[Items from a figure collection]
• • •

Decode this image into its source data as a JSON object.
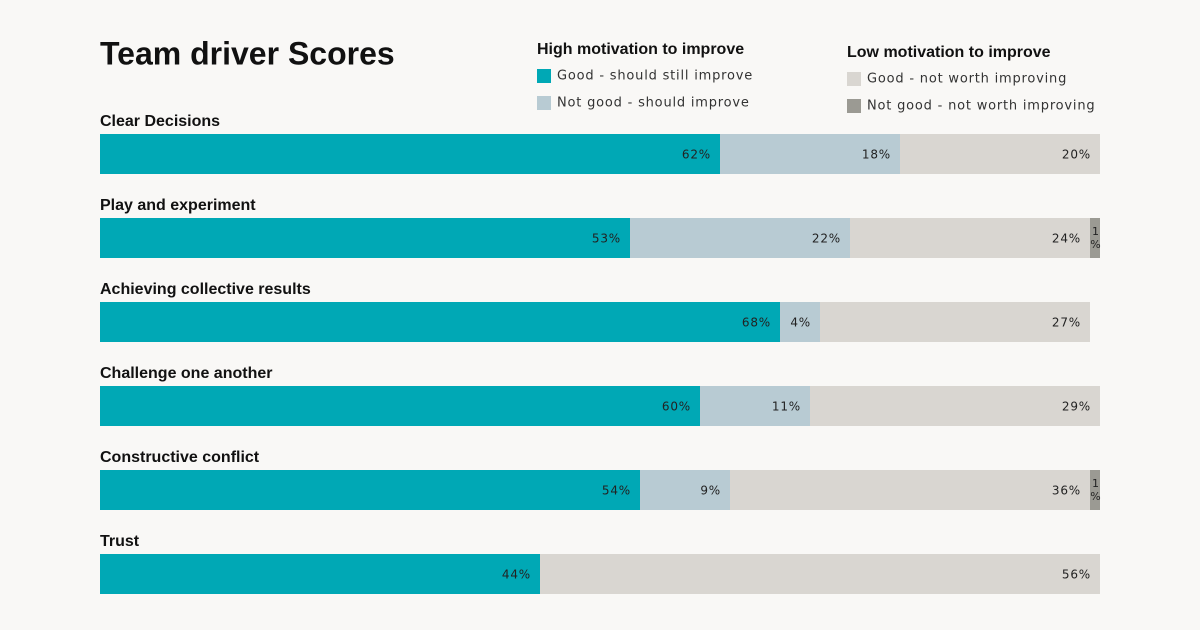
{
  "chart_data": {
    "type": "stacked-bar-horizontal",
    "title": "Team driver Scores",
    "legend_groups": [
      {
        "title": "High motivation to improve"
      },
      {
        "title": "Low motivation to improve"
      }
    ],
    "categories": [
      "Clear Decisions",
      "Play and experiment",
      "Achieving collective results",
      "Challenge one another",
      "Constructive conflict",
      "Trust"
    ],
    "xlim": [
      0,
      100
    ],
    "series": [
      {
        "name": "Good - should still improve",
        "color": "#00a8b5",
        "values": [
          62,
          53,
          68,
          60,
          54,
          44
        ],
        "value_labels": [
          "62%",
          "53%",
          "68%",
          "60%",
          "54%",
          "44%"
        ]
      },
      {
        "name": "Not good - should improve",
        "color": "#b8cbd3",
        "values": [
          18,
          22,
          4,
          11,
          9,
          0
        ],
        "value_labels": [
          "18%",
          "22%",
          "4%",
          "11%",
          "9%",
          null
        ]
      },
      {
        "name": "Good - not worth improving",
        "color": "#d9d6d1",
        "values": [
          20,
          24,
          27,
          29,
          36,
          56
        ],
        "value_labels": [
          "20%",
          "24%",
          "27%",
          "29%",
          "36%",
          "56%"
        ]
      },
      {
        "name": "Not good - not worth improving",
        "color": "#9b9a93",
        "values": [
          0,
          1,
          0,
          0,
          1,
          0
        ],
        "value_labels": [
          null,
          "1%",
          null,
          null,
          "1%",
          null
        ]
      }
    ]
  }
}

• • •

Without including any pictures, print all of the material exactly as given.

Decode this image into its source data as a JSON object.
{
  "chart_data": {
    "type": "stacked-bar-horizontal",
    "title": "Team driver Scores",
    "legend_groups": [
      {
        "title": "High motivation to improve"
      },
      {
        "title": "Low motivation to improve"
      }
    ],
    "categories": [
      "Clear Decisions",
      "Play and experiment",
      "Achieving collective results",
      "Challenge one another",
      "Constructive conflict",
      "Trust"
    ],
    "xlim": [
      0,
      100
    ],
    "series": [
      {
        "name": "Good - should still improve",
        "color": "#00a8b5",
        "values": [
          62,
          53,
          68,
          60,
          54,
          44
        ],
        "value_labels": [
          "62%",
          "53%",
          "68%",
          "60%",
          "54%",
          "44%"
        ]
      },
      {
        "name": "Not good - should improve",
        "color": "#b8cbd3",
        "values": [
          18,
          22,
          4,
          11,
          9,
          0
        ],
        "value_labels": [
          "18%",
          "22%",
          "4%",
          "11%",
          "9%",
          null
        ]
      },
      {
        "name": "Good - not worth improving",
        "color": "#d9d6d1",
        "values": [
          20,
          24,
          27,
          29,
          36,
          56
        ],
        "value_labels": [
          "20%",
          "24%",
          "27%",
          "29%",
          "36%",
          "56%"
        ]
      },
      {
        "name": "Not good - not worth improving",
        "color": "#9b9a93",
        "values": [
          0,
          1,
          0,
          0,
          1,
          0
        ],
        "value_labels": [
          null,
          "1%",
          null,
          null,
          "1%",
          null
        ]
      }
    ]
  }
}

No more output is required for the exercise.